* [INPUT FOR THIS TASK]
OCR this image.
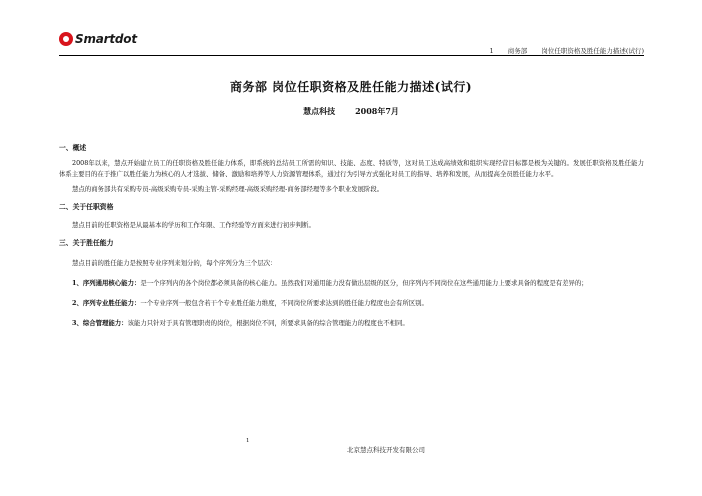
Smartdot
1 商务部 岗位任职资格及胜任能力描述(试行)
商务部 岗位任职资格及胜任能力描述(试行)
慧点科技	2008年7月

一、概述

2008年以来，慧点开始建立员工的任职资格及胜任能力体系，即系统的总结员工所需的知识、技能、态度、特质等，这对员工达成高绩效和组织实现经营目标都是极为关键的。发展任职资格及胜任能力体系主要目的在于推广以胜任能力为核心的人才选拔、储备、激励和培养等人力资源管理体系，通过行为引导方式强化对员工的指导、培养和发展，从而提高全员胜任能力水平。

慧点的商务部共有采购专员-高级采购专员-采购主管-采购经理-高级采购经理-商务部经理等多个职业发展阶段。

二、关于任职资格

慧点目前的任职资格是从最基本的学历和工作年限、工作经验等方面来进行初步判断。

三、关于胜任能力

慧点目前的胜任能力是按照专业序列来划分的，每个序列分为三个层次：

1、序列通用核心能力：是一个序列内的各个岗位都必须具备的核心能力。虽然我们对通用能力没有做出层级的区分，但序列内不同岗位在这些通用能力上要求具备的程度是有差异的；

2、序列专业胜任能力：一个专业序列一般包含若干个专业胜任能力维度，不同岗位所要求达到的胜任能力程度也会有所区别。

3、综合管理能力：该能力只针对于具有管理职责的岗位，根据岗位不同，所要求具备的综合管理能力的程度也不相同。

1
北京慧点科技开发有限公司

* [EXERCISE DIRECTIONS]
Write out the listing above exactly as it stands, pictures excluded.

* [FULL RESPONSE]
OCR this image.
Smartdot
1 商务部 岗位任职资格及胜任能力描述(试行)
商务部 岗位任职资格及胜任能力描述(试行)
慧点科技	2008年7月

一、概述

2008年以来，慧点开始建立员工的任职资格及胜任能力体系，即系统的总结员工所需的知识、技能、态度、特质等，这对员工达成高绩效和组织实现经营目标都是极为关键的。发展任职资格及胜任能力体系主要目的在于推广以胜任能力为核心的人才选拔、储备、激励和培养等人力资源管理体系，通过行为引导方式强化对员工的指导、培养和发展，从而提高全员胜任能力水平。

慧点的商务部共有采购专员-高级采购专员-采购主管-采购经理-高级采购经理-商务部经理等多个职业发展阶段。

二、关于任职资格

慧点目前的任职资格是从最基本的学历和工作年限、工作经验等方面来进行初步判断。

三、关于胜任能力

慧点目前的胜任能力是按照专业序列来划分的，每个序列分为三个层次：

1、序列通用核心能力：是一个序列内的各个岗位都必须具备的核心能力。虽然我们对通用能力没有做出层级的区分，但序列内不同岗位在这些通用能力上要求具备的程度是有差异的；

2、序列专业胜任能力：一个专业序列一般包含若干个专业胜任能力维度，不同岗位所要求达到的胜任能力程度也会有所区别。

3、综合管理能力：该能力只针对于具有管理职责的岗位，根据岗位不同，所要求具备的综合管理能力的程度也不相同。

1
北京慧点科技开发有限公司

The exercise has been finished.